> EXERCISE OBJECTIVE
Extract each line where the string "true" shows up.

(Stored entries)
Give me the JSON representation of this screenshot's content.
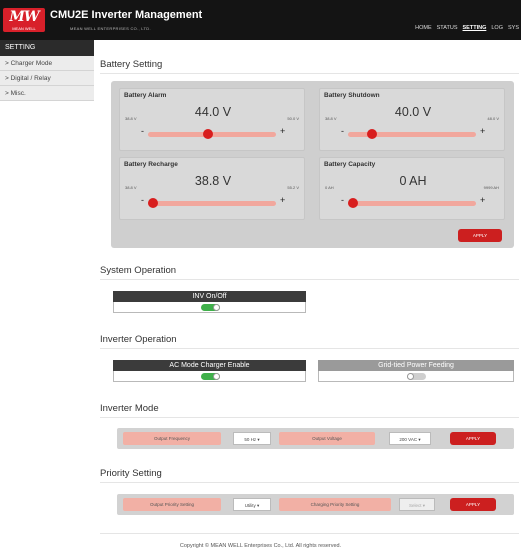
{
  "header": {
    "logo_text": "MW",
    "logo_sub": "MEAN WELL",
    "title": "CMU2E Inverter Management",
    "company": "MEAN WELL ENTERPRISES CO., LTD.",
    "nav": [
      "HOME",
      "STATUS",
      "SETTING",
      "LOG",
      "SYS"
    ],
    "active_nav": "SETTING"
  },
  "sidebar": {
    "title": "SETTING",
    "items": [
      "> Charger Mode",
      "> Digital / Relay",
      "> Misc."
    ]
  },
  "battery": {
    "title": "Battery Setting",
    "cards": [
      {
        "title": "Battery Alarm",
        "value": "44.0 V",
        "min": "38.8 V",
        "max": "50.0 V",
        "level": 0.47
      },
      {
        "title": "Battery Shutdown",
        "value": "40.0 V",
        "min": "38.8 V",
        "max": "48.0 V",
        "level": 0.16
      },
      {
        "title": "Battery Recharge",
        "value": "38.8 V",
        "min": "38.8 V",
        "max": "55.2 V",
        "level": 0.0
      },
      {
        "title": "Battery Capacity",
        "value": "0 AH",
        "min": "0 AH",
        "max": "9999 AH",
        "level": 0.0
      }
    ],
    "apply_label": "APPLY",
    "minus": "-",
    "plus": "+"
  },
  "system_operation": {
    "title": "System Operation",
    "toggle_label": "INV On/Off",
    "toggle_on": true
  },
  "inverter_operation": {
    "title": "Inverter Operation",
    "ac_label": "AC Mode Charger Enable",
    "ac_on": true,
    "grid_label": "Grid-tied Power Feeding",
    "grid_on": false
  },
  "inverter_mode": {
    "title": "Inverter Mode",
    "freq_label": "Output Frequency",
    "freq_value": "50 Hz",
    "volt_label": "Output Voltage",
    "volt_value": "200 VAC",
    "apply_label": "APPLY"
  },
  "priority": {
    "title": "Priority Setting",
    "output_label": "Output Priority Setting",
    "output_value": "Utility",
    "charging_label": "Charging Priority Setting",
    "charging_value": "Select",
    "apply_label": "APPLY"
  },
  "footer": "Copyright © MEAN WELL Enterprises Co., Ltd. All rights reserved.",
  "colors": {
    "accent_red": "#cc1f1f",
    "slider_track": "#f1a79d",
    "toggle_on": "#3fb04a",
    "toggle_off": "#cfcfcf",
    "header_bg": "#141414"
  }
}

---

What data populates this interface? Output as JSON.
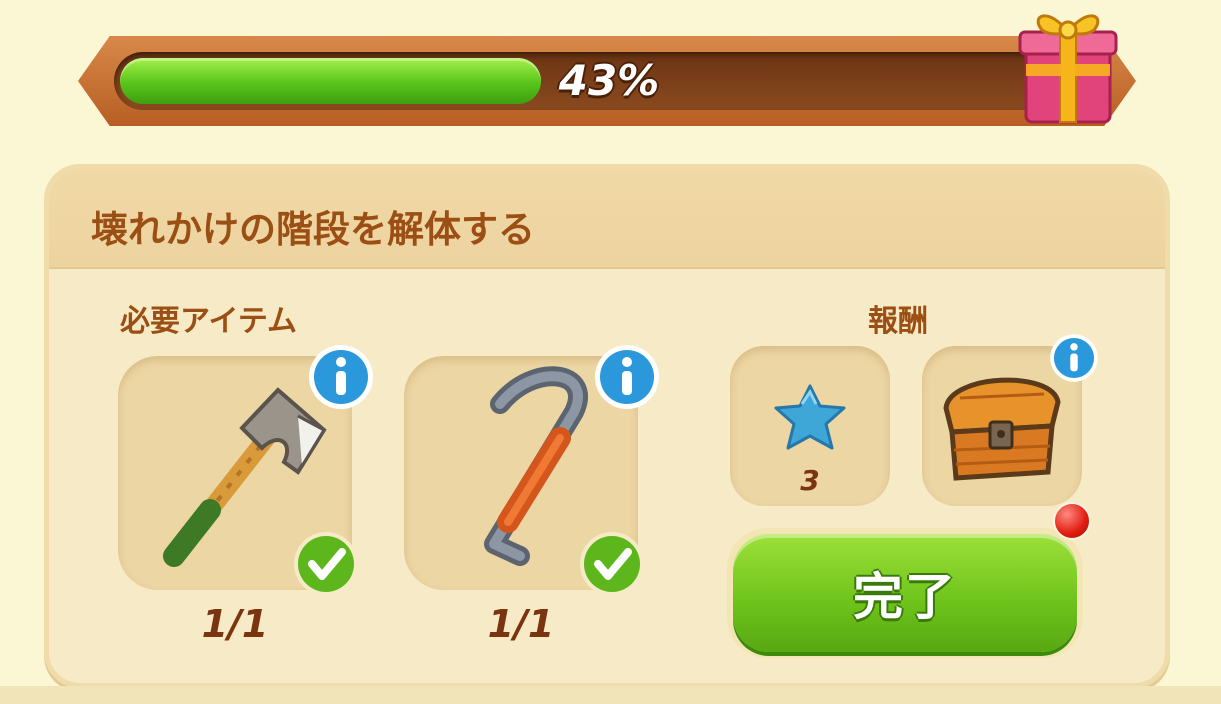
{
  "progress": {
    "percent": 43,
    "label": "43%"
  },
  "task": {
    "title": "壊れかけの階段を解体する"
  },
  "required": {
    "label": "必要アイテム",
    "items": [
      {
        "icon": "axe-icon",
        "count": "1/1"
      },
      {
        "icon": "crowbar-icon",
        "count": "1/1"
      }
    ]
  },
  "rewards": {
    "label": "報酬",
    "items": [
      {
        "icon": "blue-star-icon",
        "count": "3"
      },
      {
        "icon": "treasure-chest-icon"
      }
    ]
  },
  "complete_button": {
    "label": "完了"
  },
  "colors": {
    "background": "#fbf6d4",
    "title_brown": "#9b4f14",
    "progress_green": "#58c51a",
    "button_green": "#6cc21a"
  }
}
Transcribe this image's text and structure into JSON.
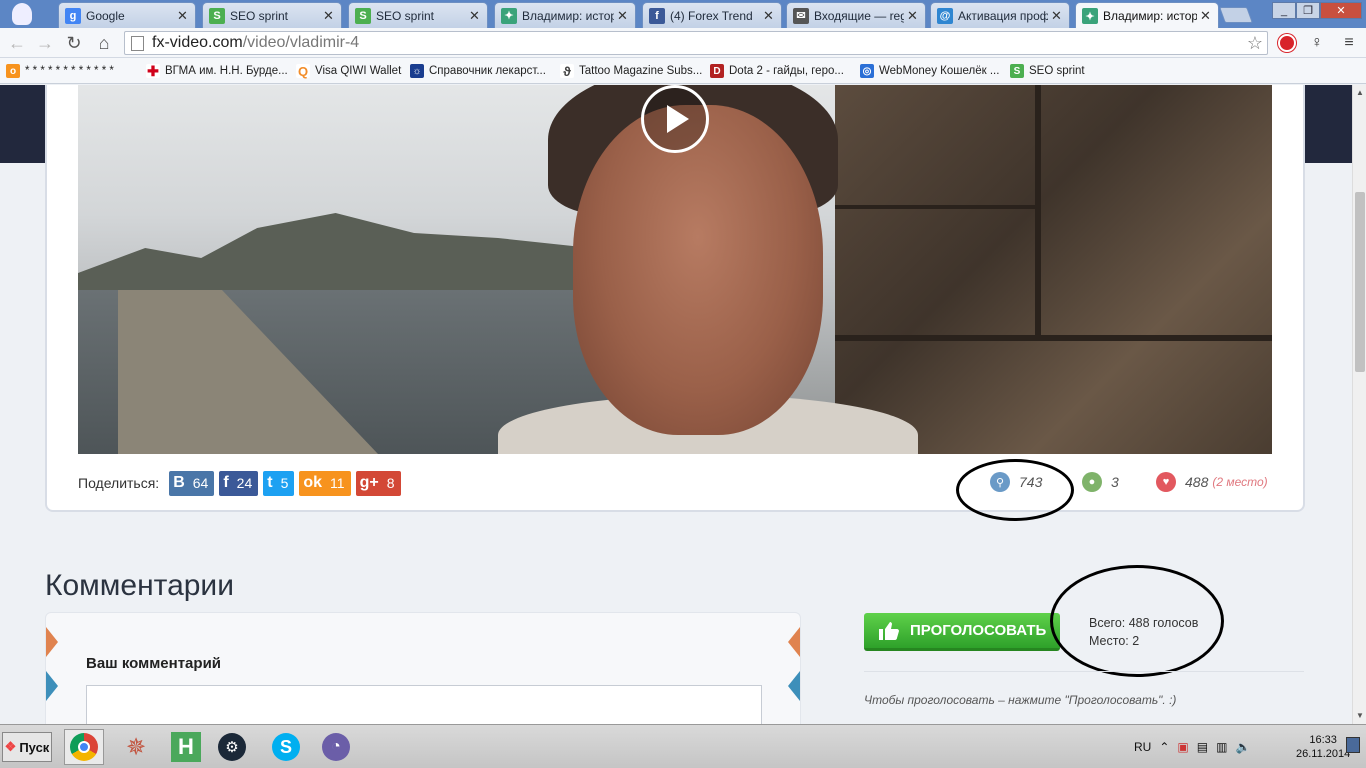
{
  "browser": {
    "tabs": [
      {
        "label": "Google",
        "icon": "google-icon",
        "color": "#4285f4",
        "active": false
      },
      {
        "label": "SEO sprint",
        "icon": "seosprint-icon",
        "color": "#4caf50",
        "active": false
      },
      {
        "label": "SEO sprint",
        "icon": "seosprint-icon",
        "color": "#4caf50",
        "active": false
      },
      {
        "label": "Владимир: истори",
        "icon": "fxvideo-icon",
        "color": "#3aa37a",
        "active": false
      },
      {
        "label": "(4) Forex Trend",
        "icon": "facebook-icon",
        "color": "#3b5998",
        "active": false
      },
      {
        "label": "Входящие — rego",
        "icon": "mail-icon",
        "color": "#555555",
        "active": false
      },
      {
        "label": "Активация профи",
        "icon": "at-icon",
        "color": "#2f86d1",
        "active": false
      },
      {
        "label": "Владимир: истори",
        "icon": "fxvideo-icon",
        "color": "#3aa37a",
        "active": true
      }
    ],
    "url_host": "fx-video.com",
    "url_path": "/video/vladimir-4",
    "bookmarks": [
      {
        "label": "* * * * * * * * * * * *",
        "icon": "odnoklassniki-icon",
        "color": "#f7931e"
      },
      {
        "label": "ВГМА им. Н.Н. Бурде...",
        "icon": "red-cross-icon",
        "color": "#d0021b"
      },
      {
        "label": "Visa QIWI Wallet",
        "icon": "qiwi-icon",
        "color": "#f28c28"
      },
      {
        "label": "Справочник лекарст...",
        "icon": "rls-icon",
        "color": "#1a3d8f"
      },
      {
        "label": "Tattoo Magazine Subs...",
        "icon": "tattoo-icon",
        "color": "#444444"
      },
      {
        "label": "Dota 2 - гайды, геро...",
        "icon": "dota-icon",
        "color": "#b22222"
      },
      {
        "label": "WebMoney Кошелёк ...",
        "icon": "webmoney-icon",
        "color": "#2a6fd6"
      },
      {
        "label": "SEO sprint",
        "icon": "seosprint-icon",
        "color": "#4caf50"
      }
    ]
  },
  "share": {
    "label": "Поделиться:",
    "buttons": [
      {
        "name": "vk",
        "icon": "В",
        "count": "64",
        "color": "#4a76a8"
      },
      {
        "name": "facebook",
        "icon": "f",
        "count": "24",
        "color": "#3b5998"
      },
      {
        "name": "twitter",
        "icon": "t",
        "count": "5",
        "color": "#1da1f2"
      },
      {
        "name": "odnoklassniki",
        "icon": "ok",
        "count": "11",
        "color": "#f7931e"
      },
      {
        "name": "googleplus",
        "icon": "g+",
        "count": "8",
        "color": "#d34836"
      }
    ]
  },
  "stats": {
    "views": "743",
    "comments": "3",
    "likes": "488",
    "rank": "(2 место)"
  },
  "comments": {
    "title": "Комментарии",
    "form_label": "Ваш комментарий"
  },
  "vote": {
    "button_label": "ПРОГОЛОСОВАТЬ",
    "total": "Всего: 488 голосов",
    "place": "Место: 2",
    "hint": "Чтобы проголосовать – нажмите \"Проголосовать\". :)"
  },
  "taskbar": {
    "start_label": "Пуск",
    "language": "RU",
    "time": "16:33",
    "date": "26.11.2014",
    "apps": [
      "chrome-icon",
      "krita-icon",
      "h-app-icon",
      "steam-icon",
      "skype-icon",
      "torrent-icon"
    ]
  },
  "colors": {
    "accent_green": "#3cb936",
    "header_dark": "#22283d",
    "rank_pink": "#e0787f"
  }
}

> ANSWER IN FULL
    "toggle_on": true
    "ac_on": true,
        "active": true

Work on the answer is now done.